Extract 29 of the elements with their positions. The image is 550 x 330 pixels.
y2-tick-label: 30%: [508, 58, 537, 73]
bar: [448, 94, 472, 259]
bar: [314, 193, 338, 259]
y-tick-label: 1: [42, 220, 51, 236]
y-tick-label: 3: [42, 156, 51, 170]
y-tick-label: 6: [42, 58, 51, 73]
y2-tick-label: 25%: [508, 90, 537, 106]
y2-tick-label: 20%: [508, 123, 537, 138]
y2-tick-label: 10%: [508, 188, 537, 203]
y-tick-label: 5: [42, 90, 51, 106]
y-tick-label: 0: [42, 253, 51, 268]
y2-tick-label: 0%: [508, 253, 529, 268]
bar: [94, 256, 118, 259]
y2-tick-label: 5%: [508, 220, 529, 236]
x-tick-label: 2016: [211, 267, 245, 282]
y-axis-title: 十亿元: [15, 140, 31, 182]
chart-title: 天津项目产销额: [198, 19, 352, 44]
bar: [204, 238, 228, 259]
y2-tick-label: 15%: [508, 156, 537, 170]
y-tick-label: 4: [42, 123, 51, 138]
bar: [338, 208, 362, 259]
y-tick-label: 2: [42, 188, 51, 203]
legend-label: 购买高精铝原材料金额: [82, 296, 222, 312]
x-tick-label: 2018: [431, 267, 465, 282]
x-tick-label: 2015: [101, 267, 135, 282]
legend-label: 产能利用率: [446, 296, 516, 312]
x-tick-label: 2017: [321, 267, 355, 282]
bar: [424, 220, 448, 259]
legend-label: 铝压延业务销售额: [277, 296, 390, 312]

------------------------------------------------

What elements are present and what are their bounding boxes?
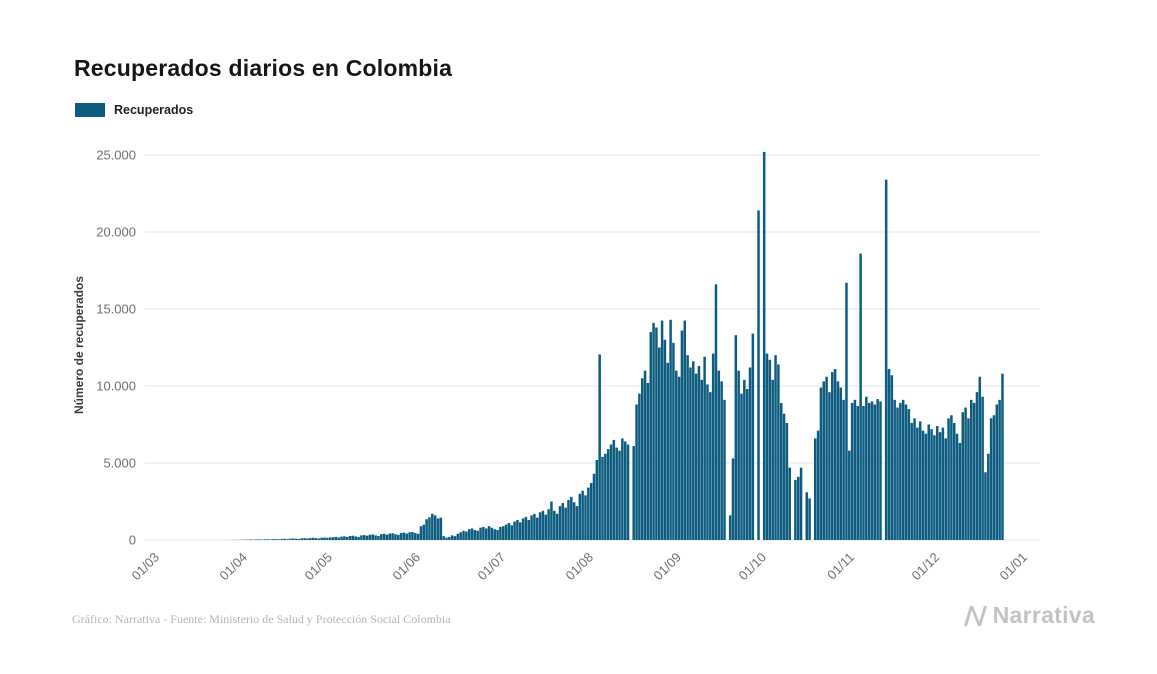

------------------------------------------------

Please arrange the lines as a numbered list, starting with the line that contains "Extract 29 of" and going on through the line that contains "y-tick-label: 6: [42, 58, 51, 73]". Leave out any blank lines.

1. Extract 29 of the elements with their positions. The image is 550 x 330 pixels.
2. y2-tick-label: 30%: [508, 58, 537, 73]
3. bar: [448, 94, 472, 259]
4. bar: [314, 193, 338, 259]
5. y-tick-label: 1: [42, 220, 51, 236]
6. y-tick-label: 3: [42, 156, 51, 170]
7. y-tick-label: 6: [42, 58, 51, 73]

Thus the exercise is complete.